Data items
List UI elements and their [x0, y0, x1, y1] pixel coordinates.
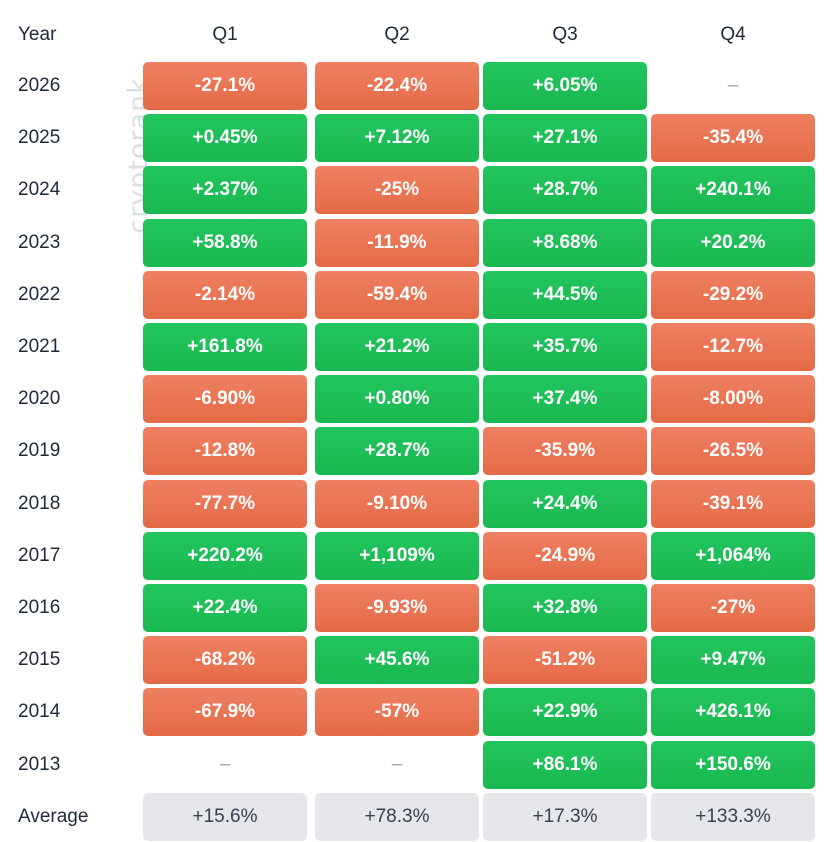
heatmap-cell: -11.9% — [315, 219, 479, 267]
heatmap-cell: +161.8% — [143, 323, 307, 371]
heatmap-cell: +2.37% — [143, 166, 307, 214]
year-label: 2017 — [18, 545, 61, 566]
heatmap-cell: -35.4% — [651, 114, 815, 162]
year-label: 2013 — [18, 754, 61, 775]
heatmap-cell: -12.7% — [651, 323, 815, 371]
heatmap-cell: +58.8% — [143, 219, 307, 267]
heatmap-cell: -2.14% — [143, 271, 307, 319]
empty-cell: – — [219, 754, 231, 775]
heatmap-cell: +20.2% — [651, 219, 815, 267]
heatmap-cell: -59.4% — [315, 271, 479, 319]
heatmap-cell: +37.4% — [483, 375, 647, 423]
heatmap-cell: -25% — [315, 166, 479, 214]
average-row-label: Average — [18, 806, 89, 827]
heatmap-cell: -26.5% — [651, 427, 815, 475]
heatmap-cell: +426.1% — [651, 688, 815, 736]
average-cell: +17.3% — [483, 793, 647, 841]
heatmap-cell: +0.45% — [143, 114, 307, 162]
heatmap-cell: +45.6% — [315, 636, 479, 684]
year-label: 2026 — [18, 75, 61, 96]
heatmap-cell: +27.1% — [483, 114, 647, 162]
average-cell: +15.6% — [143, 793, 307, 841]
heatmap-cell: +22.4% — [143, 584, 307, 632]
heatmap-cell: -9.10% — [315, 480, 479, 528]
empty-cell: – — [391, 754, 403, 775]
heatmap-cell: +6.05% — [483, 62, 647, 110]
heatmap-cell: -6.90% — [143, 375, 307, 423]
year-label: 2025 — [18, 127, 61, 148]
heatmap-cell: -27.1% — [143, 62, 307, 110]
heatmap-cell: +28.7% — [315, 427, 479, 475]
heatmap-cell: -51.2% — [483, 636, 647, 684]
heatmap-cell: -9.93% — [315, 584, 479, 632]
heatmap-cell: -8.00% — [651, 375, 815, 423]
heatmap-cell: +0.80% — [315, 375, 479, 423]
heatmap-cell: +7.12% — [315, 114, 479, 162]
heatmap-cell: -68.2% — [143, 636, 307, 684]
year-label: 2019 — [18, 440, 61, 461]
heatmap-cell: +220.2% — [143, 532, 307, 580]
column-header-q4: Q4 — [720, 24, 746, 45]
year-label: 2015 — [18, 649, 61, 670]
heatmap-cell: +86.1% — [483, 741, 647, 789]
year-column-header: Year — [18, 24, 57, 45]
heatmap-cell: +150.6% — [651, 741, 815, 789]
heatmap-cell: +44.5% — [483, 271, 647, 319]
heatmap-cell: -22.4% — [315, 62, 479, 110]
year-label: 2016 — [18, 597, 61, 618]
heatmap-cell: +24.4% — [483, 480, 647, 528]
column-header-q2: Q2 — [384, 24, 410, 45]
year-label: 2021 — [18, 336, 61, 357]
year-label: 2018 — [18, 493, 61, 514]
average-cell: +133.3% — [651, 793, 815, 841]
heatmap-cell: -77.7% — [143, 480, 307, 528]
heatmap-cell: +9.47% — [651, 636, 815, 684]
heatmap-cell: +35.7% — [483, 323, 647, 371]
average-cell: +78.3% — [315, 793, 479, 841]
heatmap-cell: -12.8% — [143, 427, 307, 475]
year-label: 2014 — [18, 701, 61, 722]
heatmap-cell: +240.1% — [651, 166, 815, 214]
empty-cell: – — [727, 75, 739, 96]
year-label: 2020 — [18, 388, 61, 409]
column-header-q3: Q3 — [552, 24, 578, 45]
heatmap-cell: -29.2% — [651, 271, 815, 319]
heatmap-cell: +1,064% — [651, 532, 815, 580]
column-header-q1: Q1 — [212, 24, 238, 45]
heatmap-cell: -39.1% — [651, 480, 815, 528]
heatmap-cell: +1,109% — [315, 532, 479, 580]
heatmap-cell: +32.8% — [483, 584, 647, 632]
heatmap-cell: +28.7% — [483, 166, 647, 214]
heatmap-cell: +8.68% — [483, 219, 647, 267]
heatmap-cell: -57% — [315, 688, 479, 736]
year-label: 2023 — [18, 232, 61, 253]
heatmap-cell: -35.9% — [483, 427, 647, 475]
year-label: 2022 — [18, 284, 61, 305]
heatmap-cell: -67.9% — [143, 688, 307, 736]
heatmap-cell: -27% — [651, 584, 815, 632]
heatmap-cell: -24.9% — [483, 532, 647, 580]
heatmap-cell: +21.2% — [315, 323, 479, 371]
heatmap-cell: +22.9% — [483, 688, 647, 736]
year-label: 2024 — [18, 179, 61, 200]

Task requirements
Reproduce every line of the records above word for word, leaving out the pictures.

Finished exercise
List UI elements and their [x0, y0, x1, y1] pixel coordinates.
heatmap-cell: -11.9% — [315, 219, 479, 267]
heatmap-cell: +161.8% — [143, 323, 307, 371]
heatmap-cell: +2.37% — [143, 166, 307, 214]
year-label: 2017 — [18, 545, 61, 566]
heatmap-cell: -35.4% — [651, 114, 815, 162]
year-label: 2013 — [18, 754, 61, 775]
heatmap-cell: -12.7% — [651, 323, 815, 371]
heatmap-cell: +58.8% — [143, 219, 307, 267]
heatmap-cell: -2.14% — [143, 271, 307, 319]
empty-cell: – — [219, 754, 231, 775]
heatmap-cell: +20.2% — [651, 219, 815, 267]
heatmap-cell: -59.4% — [315, 271, 479, 319]
heatmap-cell: +37.4% — [483, 375, 647, 423]
heatmap-cell: -25% — [315, 166, 479, 214]
average-row-label: Average — [18, 806, 89, 827]
heatmap-cell: -26.5% — [651, 427, 815, 475]
heatmap-cell: +426.1% — [651, 688, 815, 736]
average-cell: +17.3% — [483, 793, 647, 841]
heatmap-cell: +0.45% — [143, 114, 307, 162]
heatmap-cell: +45.6% — [315, 636, 479, 684]
year-label: 2026 — [18, 75, 61, 96]
heatmap-cell: +27.1% — [483, 114, 647, 162]
average-cell: +15.6% — [143, 793, 307, 841]
heatmap-cell: +22.4% — [143, 584, 307, 632]
heatmap-cell: -9.10% — [315, 480, 479, 528]
empty-cell: – — [391, 754, 403, 775]
heatmap-cell: +6.05% — [483, 62, 647, 110]
heatmap-cell: -6.90% — [143, 375, 307, 423]
year-label: 2025 — [18, 127, 61, 148]
heatmap-cell: -27.1% — [143, 62, 307, 110]
heatmap-cell: +28.7% — [315, 427, 479, 475]
heatmap-cell: -51.2% — [483, 636, 647, 684]
heatmap-cell: -9.93% — [315, 584, 479, 632]
heatmap-cell: -8.00% — [651, 375, 815, 423]
heatmap-cell: +0.80% — [315, 375, 479, 423]
heatmap-cell: +7.12% — [315, 114, 479, 162]
heatmap-cell: -68.2% — [143, 636, 307, 684]
year-label: 2019 — [18, 440, 61, 461]
heatmap-cell: +220.2% — [143, 532, 307, 580]
column-header-q4: Q4 — [720, 24, 746, 45]
year-label: 2015 — [18, 649, 61, 670]
heatmap-cell: +86.1% — [483, 741, 647, 789]
year-column-header: Year — [18, 24, 57, 45]
heatmap-cell: +150.6% — [651, 741, 815, 789]
heatmap-cell: +44.5% — [483, 271, 647, 319]
heatmap-cell: -22.4% — [315, 62, 479, 110]
year-label: 2016 — [18, 597, 61, 618]
heatmap-cell: +24.4% — [483, 480, 647, 528]
column-header-q2: Q2 — [384, 24, 410, 45]
year-label: 2021 — [18, 336, 61, 357]
year-label: 2018 — [18, 493, 61, 514]
average-cell: +133.3% — [651, 793, 815, 841]
heatmap-cell: -77.7% — [143, 480, 307, 528]
heatmap-cell: +9.47% — [651, 636, 815, 684]
heatmap-cell: +35.7% — [483, 323, 647, 371]
average-cell: +78.3% — [315, 793, 479, 841]
heatmap-cell: -12.8% — [143, 427, 307, 475]
year-label: 2014 — [18, 701, 61, 722]
heatmap-cell: +240.1% — [651, 166, 815, 214]
empty-cell: – — [727, 75, 739, 96]
year-label: 2020 — [18, 388, 61, 409]
column-header-q3: Q3 — [552, 24, 578, 45]
heatmap-cell: -29.2% — [651, 271, 815, 319]
heatmap-cell: +1,064% — [651, 532, 815, 580]
column-header-q1: Q1 — [212, 24, 238, 45]
heatmap-cell: -39.1% — [651, 480, 815, 528]
heatmap-cell: +1,109% — [315, 532, 479, 580]
heatmap-cell: +32.8% — [483, 584, 647, 632]
heatmap-cell: +28.7% — [483, 166, 647, 214]
heatmap-cell: +8.68% — [483, 219, 647, 267]
heatmap-cell: -57% — [315, 688, 479, 736]
year-label: 2023 — [18, 232, 61, 253]
heatmap-cell: -35.9% — [483, 427, 647, 475]
year-label: 2022 — [18, 284, 61, 305]
heatmap-cell: -67.9% — [143, 688, 307, 736]
heatmap-cell: -27% — [651, 584, 815, 632]
heatmap-cell: -24.9% — [483, 532, 647, 580]
heatmap-cell: +21.2% — [315, 323, 479, 371]
heatmap-cell: +22.9% — [483, 688, 647, 736]
year-label: 2024 — [18, 179, 61, 200]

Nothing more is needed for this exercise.